_WRITTEN REQUEST_. Copy out all the lines exactly. Omit pictures.

_DATA PROVIDED_.
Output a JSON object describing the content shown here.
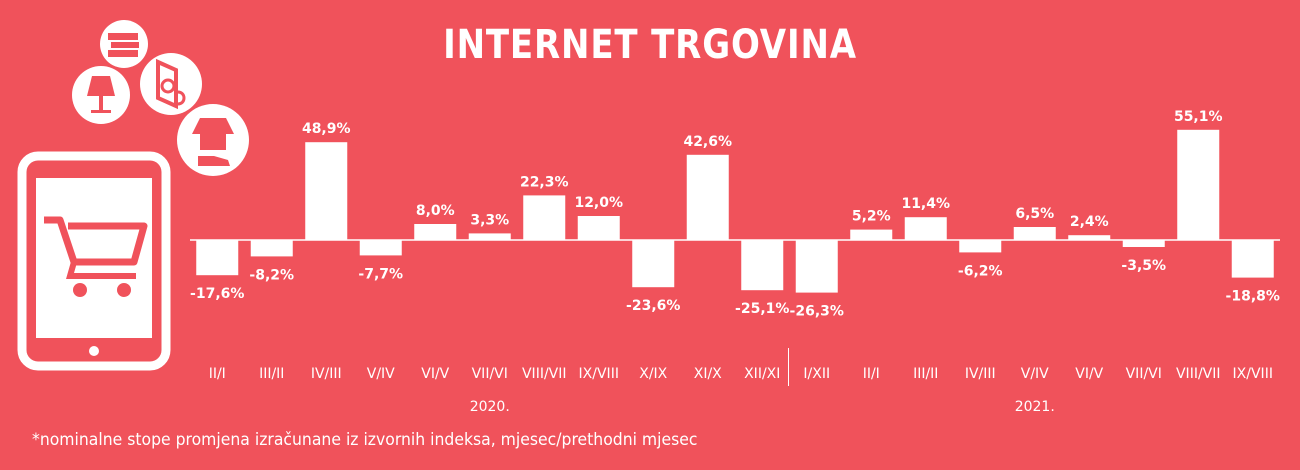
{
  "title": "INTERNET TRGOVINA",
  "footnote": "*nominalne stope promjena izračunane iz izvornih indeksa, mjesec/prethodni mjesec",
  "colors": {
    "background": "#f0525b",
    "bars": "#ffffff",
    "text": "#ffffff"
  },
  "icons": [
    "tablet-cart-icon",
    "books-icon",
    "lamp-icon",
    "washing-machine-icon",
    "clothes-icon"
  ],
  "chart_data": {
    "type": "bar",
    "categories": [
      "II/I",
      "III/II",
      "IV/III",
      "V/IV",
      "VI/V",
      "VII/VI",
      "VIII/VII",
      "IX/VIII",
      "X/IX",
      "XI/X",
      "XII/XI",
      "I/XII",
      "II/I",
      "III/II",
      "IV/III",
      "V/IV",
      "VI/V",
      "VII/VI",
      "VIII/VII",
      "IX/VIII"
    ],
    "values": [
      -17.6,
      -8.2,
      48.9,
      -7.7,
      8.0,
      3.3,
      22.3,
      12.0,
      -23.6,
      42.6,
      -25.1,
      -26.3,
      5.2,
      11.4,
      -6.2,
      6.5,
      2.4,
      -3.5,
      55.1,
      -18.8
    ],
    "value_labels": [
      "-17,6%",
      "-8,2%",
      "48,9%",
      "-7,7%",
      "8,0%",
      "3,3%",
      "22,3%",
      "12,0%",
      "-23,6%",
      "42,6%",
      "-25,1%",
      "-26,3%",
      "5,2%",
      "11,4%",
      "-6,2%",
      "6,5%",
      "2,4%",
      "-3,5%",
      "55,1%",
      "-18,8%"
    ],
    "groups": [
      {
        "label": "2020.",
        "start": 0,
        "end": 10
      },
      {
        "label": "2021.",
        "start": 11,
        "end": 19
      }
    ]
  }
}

_PROBLEM SOLUTION_.
Output a JSON object describing the content shown here.
{
  "title": "INTERNET TRGOVINA",
  "footnote": "*nominalne stope promjena izračunane iz izvornih indeksa, mjesec/prethodni mjesec",
  "colors": {
    "background": "#f0525b",
    "bars": "#ffffff",
    "text": "#ffffff"
  },
  "icons": [
    "tablet-cart-icon",
    "books-icon",
    "lamp-icon",
    "washing-machine-icon",
    "clothes-icon"
  ],
  "chart_data": {
    "type": "bar",
    "categories": [
      "II/I",
      "III/II",
      "IV/III",
      "V/IV",
      "VI/V",
      "VII/VI",
      "VIII/VII",
      "IX/VIII",
      "X/IX",
      "XI/X",
      "XII/XI",
      "I/XII",
      "II/I",
      "III/II",
      "IV/III",
      "V/IV",
      "VI/V",
      "VII/VI",
      "VIII/VII",
      "IX/VIII"
    ],
    "values": [
      -17.6,
      -8.2,
      48.9,
      -7.7,
      8.0,
      3.3,
      22.3,
      12.0,
      -23.6,
      42.6,
      -25.1,
      -26.3,
      5.2,
      11.4,
      -6.2,
      6.5,
      2.4,
      -3.5,
      55.1,
      -18.8
    ],
    "value_labels": [
      "-17,6%",
      "-8,2%",
      "48,9%",
      "-7,7%",
      "8,0%",
      "3,3%",
      "22,3%",
      "12,0%",
      "-23,6%",
      "42,6%",
      "-25,1%",
      "-26,3%",
      "5,2%",
      "11,4%",
      "-6,2%",
      "6,5%",
      "2,4%",
      "-3,5%",
      "55,1%",
      "-18,8%"
    ],
    "groups": [
      {
        "label": "2020.",
        "start": 0,
        "end": 10
      },
      {
        "label": "2021.",
        "start": 11,
        "end": 19
      }
    ]
  }
}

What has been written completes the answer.